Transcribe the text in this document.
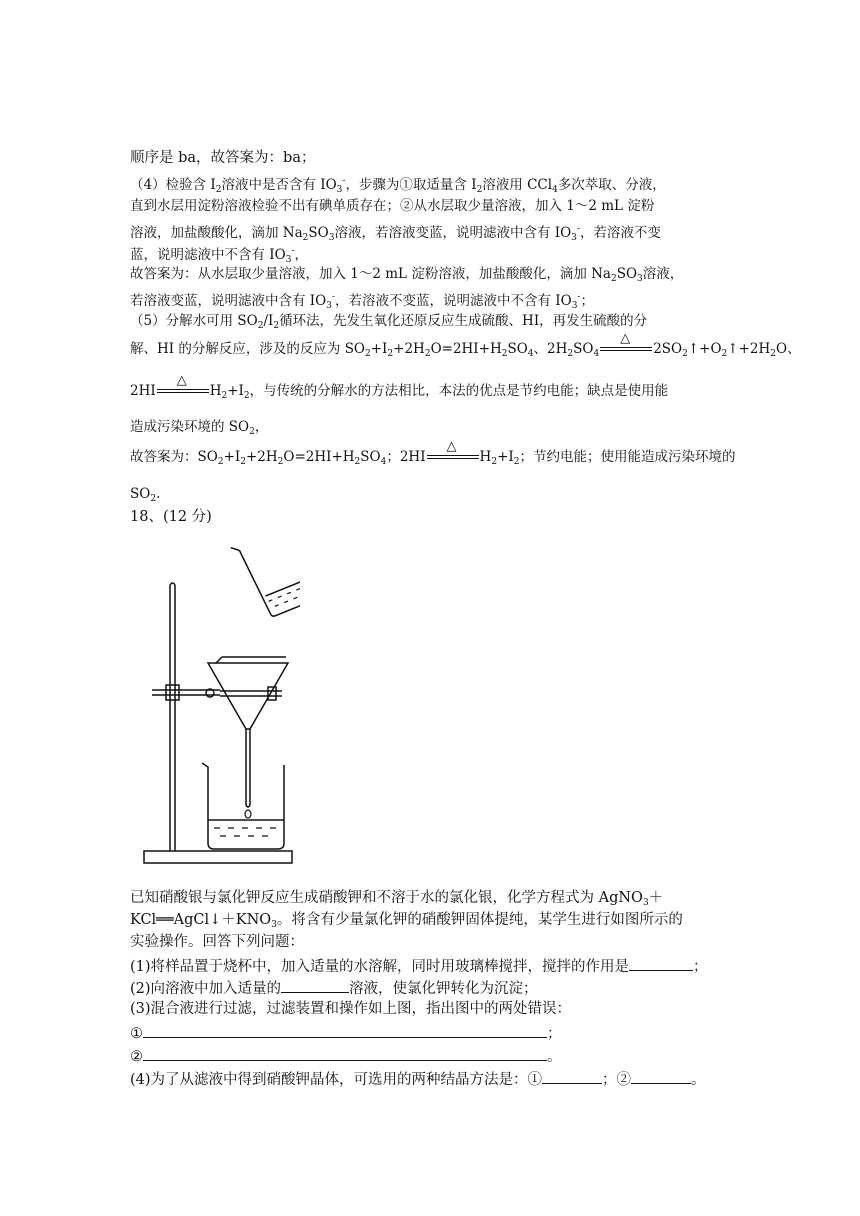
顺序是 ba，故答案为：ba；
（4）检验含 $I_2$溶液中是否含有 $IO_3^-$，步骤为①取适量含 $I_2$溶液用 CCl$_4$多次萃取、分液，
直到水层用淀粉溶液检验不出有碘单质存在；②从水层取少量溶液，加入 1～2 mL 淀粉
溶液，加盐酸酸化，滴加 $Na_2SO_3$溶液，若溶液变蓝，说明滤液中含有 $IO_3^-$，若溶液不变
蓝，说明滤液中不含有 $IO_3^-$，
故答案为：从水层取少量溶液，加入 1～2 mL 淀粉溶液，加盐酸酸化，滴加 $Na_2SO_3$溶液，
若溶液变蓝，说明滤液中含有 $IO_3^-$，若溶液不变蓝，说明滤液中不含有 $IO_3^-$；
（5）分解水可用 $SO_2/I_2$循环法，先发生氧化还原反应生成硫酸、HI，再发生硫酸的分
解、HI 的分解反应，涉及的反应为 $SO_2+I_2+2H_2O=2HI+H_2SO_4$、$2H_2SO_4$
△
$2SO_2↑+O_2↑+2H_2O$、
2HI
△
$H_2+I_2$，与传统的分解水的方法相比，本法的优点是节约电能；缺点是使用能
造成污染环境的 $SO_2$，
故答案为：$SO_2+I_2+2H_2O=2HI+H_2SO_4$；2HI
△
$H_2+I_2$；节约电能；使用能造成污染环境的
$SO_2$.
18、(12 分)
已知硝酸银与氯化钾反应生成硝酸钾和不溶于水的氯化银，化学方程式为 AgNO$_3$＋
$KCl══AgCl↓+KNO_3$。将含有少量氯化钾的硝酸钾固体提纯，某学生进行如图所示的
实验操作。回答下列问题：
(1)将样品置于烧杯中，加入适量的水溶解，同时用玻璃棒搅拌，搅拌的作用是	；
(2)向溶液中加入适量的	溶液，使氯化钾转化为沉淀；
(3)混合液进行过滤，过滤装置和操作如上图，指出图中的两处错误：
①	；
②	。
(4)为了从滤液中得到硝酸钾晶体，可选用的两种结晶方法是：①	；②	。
• • • • •
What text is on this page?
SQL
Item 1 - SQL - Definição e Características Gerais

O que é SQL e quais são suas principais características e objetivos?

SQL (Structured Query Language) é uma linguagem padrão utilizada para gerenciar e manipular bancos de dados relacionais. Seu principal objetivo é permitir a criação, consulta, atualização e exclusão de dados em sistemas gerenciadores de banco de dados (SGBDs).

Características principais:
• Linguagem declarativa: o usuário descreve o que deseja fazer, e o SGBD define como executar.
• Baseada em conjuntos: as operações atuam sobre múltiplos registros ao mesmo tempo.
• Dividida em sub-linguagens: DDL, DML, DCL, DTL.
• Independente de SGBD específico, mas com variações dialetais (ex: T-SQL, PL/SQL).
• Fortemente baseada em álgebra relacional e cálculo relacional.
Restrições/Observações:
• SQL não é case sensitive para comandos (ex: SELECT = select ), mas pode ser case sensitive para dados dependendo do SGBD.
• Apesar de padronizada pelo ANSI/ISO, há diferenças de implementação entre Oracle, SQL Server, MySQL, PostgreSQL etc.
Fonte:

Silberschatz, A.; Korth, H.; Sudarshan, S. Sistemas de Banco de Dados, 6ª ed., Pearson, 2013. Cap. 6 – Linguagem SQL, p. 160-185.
• • • • •
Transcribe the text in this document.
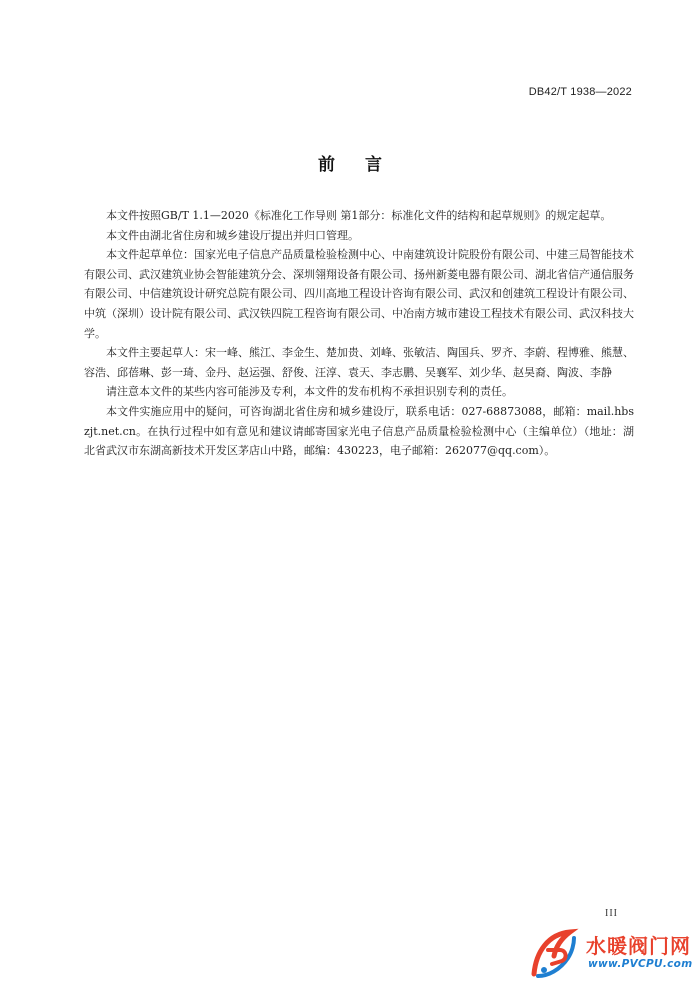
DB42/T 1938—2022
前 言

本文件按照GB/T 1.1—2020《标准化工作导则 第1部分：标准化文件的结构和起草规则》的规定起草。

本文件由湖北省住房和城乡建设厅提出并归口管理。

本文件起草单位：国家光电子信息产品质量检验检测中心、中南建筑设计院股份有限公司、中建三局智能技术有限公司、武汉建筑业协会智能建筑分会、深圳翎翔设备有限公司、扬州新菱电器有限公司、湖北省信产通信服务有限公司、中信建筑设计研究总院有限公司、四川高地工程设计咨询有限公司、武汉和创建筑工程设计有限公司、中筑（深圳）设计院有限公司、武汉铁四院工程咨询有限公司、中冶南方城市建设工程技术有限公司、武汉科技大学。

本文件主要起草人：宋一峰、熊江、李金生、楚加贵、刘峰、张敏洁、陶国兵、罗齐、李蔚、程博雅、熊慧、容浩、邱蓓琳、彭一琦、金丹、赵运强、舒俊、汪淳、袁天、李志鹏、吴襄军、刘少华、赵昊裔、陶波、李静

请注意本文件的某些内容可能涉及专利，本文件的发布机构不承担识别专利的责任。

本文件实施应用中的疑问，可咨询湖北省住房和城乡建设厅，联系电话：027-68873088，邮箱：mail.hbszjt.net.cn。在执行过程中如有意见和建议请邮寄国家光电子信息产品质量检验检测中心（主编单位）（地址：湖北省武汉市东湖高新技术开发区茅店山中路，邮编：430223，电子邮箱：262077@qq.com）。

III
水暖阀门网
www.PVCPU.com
• • • • •
Copy all the lines above that hold the string "para".

SQL (Structured Query Language) é uma linguagem padrão utilizada para gerenciar e manipular bancos de dados relacionais. Seu principal objetivo é permitir a criação, consulta, atualização e exclusão de dados em sistemas gerenciadores de banco de dados (SGBDs).
• SQL não é case sensitive para comandos (ex: SELECT = select ), mas pode ser case sensitive para dados dependendo do SGBD.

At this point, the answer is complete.